## The exercise
Transcribe every line of the listing below without any deviation.

## Records supplied
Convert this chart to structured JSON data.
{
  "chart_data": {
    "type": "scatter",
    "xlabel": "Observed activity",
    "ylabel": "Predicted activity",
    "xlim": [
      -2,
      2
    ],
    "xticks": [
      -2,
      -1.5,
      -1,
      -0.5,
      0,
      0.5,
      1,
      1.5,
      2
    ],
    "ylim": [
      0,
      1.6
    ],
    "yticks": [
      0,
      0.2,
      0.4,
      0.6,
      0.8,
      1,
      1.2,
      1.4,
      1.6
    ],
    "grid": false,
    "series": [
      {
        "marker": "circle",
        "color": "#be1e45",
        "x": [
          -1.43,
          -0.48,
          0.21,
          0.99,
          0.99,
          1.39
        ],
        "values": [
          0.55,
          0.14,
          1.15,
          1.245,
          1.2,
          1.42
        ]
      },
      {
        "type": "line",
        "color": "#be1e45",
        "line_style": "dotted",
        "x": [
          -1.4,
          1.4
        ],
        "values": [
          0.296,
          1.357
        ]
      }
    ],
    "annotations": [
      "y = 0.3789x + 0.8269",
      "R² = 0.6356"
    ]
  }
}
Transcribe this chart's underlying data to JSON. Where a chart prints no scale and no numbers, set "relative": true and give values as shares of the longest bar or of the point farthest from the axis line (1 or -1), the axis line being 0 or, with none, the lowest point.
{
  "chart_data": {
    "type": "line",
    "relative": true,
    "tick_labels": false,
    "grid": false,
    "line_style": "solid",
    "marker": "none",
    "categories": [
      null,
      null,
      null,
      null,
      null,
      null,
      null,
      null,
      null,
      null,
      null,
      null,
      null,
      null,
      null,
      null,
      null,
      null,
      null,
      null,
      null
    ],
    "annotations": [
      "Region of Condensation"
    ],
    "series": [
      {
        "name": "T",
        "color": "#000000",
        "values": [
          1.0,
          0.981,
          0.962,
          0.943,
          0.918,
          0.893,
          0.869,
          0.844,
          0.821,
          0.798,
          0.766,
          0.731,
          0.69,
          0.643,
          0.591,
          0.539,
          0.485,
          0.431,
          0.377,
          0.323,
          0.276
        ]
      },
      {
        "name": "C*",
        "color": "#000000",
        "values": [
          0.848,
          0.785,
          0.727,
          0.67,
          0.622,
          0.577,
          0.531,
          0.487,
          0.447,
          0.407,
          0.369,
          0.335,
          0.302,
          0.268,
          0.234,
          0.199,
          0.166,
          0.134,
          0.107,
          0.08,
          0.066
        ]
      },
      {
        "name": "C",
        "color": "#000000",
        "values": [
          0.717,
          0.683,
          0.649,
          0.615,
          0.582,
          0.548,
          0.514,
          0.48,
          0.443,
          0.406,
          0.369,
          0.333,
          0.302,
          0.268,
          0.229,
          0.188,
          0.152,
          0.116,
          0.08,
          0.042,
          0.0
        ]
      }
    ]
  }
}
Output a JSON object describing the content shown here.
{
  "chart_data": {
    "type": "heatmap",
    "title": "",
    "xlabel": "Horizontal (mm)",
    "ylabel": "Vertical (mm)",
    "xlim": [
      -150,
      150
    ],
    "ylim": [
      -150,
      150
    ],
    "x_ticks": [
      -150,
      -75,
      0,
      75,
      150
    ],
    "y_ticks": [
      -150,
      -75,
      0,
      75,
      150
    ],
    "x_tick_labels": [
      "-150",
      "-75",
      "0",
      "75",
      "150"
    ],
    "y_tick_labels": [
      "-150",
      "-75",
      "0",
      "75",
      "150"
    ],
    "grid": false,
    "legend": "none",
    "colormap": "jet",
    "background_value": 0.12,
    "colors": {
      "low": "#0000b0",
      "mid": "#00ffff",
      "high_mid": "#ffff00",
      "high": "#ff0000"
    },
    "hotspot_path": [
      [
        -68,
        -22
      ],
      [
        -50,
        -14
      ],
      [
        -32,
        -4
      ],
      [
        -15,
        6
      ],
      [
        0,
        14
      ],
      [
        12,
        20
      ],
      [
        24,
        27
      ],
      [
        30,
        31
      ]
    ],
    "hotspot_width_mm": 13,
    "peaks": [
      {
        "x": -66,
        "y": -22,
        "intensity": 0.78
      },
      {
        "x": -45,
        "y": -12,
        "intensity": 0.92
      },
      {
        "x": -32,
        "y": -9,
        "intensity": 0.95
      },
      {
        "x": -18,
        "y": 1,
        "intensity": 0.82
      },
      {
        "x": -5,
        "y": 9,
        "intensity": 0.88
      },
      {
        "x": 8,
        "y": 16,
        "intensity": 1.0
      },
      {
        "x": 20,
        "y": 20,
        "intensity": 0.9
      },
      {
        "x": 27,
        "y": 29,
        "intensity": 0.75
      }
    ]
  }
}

## Worked answer
Convert this chart to structured JSON data.
{
  "chart_data": {
    "type": "scatter",
    "xlabel": "Observed activity",
    "ylabel": "Predicted activity",
    "xlim": [
      -2,
      2
    ],
    "xticks": [
      -2,
      -1.5,
      -1,
      -0.5,
      0,
      0.5,
      1,
      1.5,
      2
    ],
    "ylim": [
      0,
      1.6
    ],
    "yticks": [
      0,
      0.2,
      0.4,
      0.6,
      0.8,
      1,
      1.2,
      1.4,
      1.6
    ],
    "grid": false,
    "series": [
      {
        "marker": "circle",
        "color": "#be1e45",
        "x": [
          -1.43,
          -0.48,
          0.21,
          0.99,
          0.99,
          1.39
        ],
        "values": [
          0.55,
          0.14,
          1.15,
          1.245,
          1.2,
          1.42
        ]
      },
      {
        "type": "line",
        "color": "#be1e45",
        "line_style": "dotted",
        "x": [
          -1.4,
          1.4
        ],
        "values": [
          0.296,
          1.357
        ]
      }
    ],
    "annotations": [
      "y = 0.3789x + 0.8269",
      "R² = 0.6356"
    ]
  }
}
Transcribe this chart's underlying data to JSON. Where a chart prints no scale and no numbers, set "relative": true and give values as shares of the longest bar or of the point farthest from the axis line (1 or -1), the axis line being 0 or, with none, the lowest point.
{
  "chart_data": {
    "type": "line",
    "relative": true,
    "tick_labels": false,
    "grid": false,
    "line_style": "solid",
    "marker": "none",
    "categories": [
      null,
      null,
      null,
      null,
      null,
      null,
      null,
      null,
      null,
      null,
      null,
      null,
      null,
      null,
      null,
      null,
      null,
      null,
      null,
      null,
      null
    ],
    "annotations": [
      "Region of Condensation"
    ],
    "series": [
      {
        "name": "T",
        "color": "#000000",
        "values": [
          1.0,
          0.981,
          0.962,
          0.943,
          0.918,
          0.893,
          0.869,
          0.844,
          0.821,
          0.798,
          0.766,
          0.731,
          0.69,
          0.643,
          0.591,
          0.539,
          0.485,
          0.431,
          0.377,
          0.323,
          0.276
        ]
      },
      {
        "name": "C*",
        "color": "#000000",
        "values": [
          0.848,
          0.785,
          0.727,
          0.67,
          0.622,
          0.577,
          0.531,
          0.487,
          0.447,
          0.407,
          0.369,
          0.335,
          0.302,
          0.268,
          0.234,
          0.199,
          0.166,
          0.134,
          0.107,
          0.08,
          0.066
        ]
      },
      {
        "name": "C",
        "color": "#000000",
        "values": [
          0.717,
          0.683,
          0.649,
          0.615,
          0.582,
          0.548,
          0.514,
          0.48,
          0.443,
          0.406,
          0.369,
          0.333,
          0.302,
          0.268,
          0.229,
          0.188,
          0.152,
          0.116,
          0.08,
          0.042,
          0.0
        ]
      }
    ]
  }
}
Output a JSON object describing the content shown here.
{
  "chart_data": {
    "type": "heatmap",
    "title": "",
    "xlabel": "Horizontal (mm)",
    "ylabel": "Vertical (mm)",
    "xlim": [
      -150,
      150
    ],
    "ylim": [
      -150,
      150
    ],
    "x_ticks": [
      -150,
      -75,
      0,
      75,
      150
    ],
    "y_ticks": [
      -150,
      -75,
      0,
      75,
      150
    ],
    "x_tick_labels": [
      "-150",
      "-75",
      "0",
      "75",
      "150"
    ],
    "y_tick_labels": [
      "-150",
      "-75",
      "0",
      "75",
      "150"
    ],
    "grid": false,
    "legend": "none",
    "colormap": "jet",
    "background_value": 0.12,
    "colors": {
      "low": "#0000b0",
      "mid": "#00ffff",
      "high_mid": "#ffff00",
      "high": "#ff0000"
    },
    "hotspot_path": [
      [
        -68,
        -22
      ],
      [
        -50,
        -14
      ],
      [
        -32,
        -4
      ],
      [
        -15,
        6
      ],
      [
        0,
        14
      ],
      [
        12,
        20
      ],
      [
        24,
        27
      ],
      [
        30,
        31
      ]
    ],
    "hotspot_width_mm": 13,
    "peaks": [
      {
        "x": -66,
        "y": -22,
        "intensity": 0.78
      },
      {
        "x": -45,
        "y": -12,
        "intensity": 0.92
      },
      {
        "x": -32,
        "y": -9,
        "intensity": 0.95
      },
      {
        "x": -18,
        "y": 1,
        "intensity": 0.82
      },
      {
        "x": -5,
        "y": 9,
        "intensity": 0.88
      },
      {
        "x": 8,
        "y": 16,
        "intensity": 1.0
      },
      {
        "x": 20,
        "y": 20,
        "intensity": 0.9
      },
      {
        "x": 27,
        "y": 29,
        "intensity": 0.75
      }
    ]
  }
}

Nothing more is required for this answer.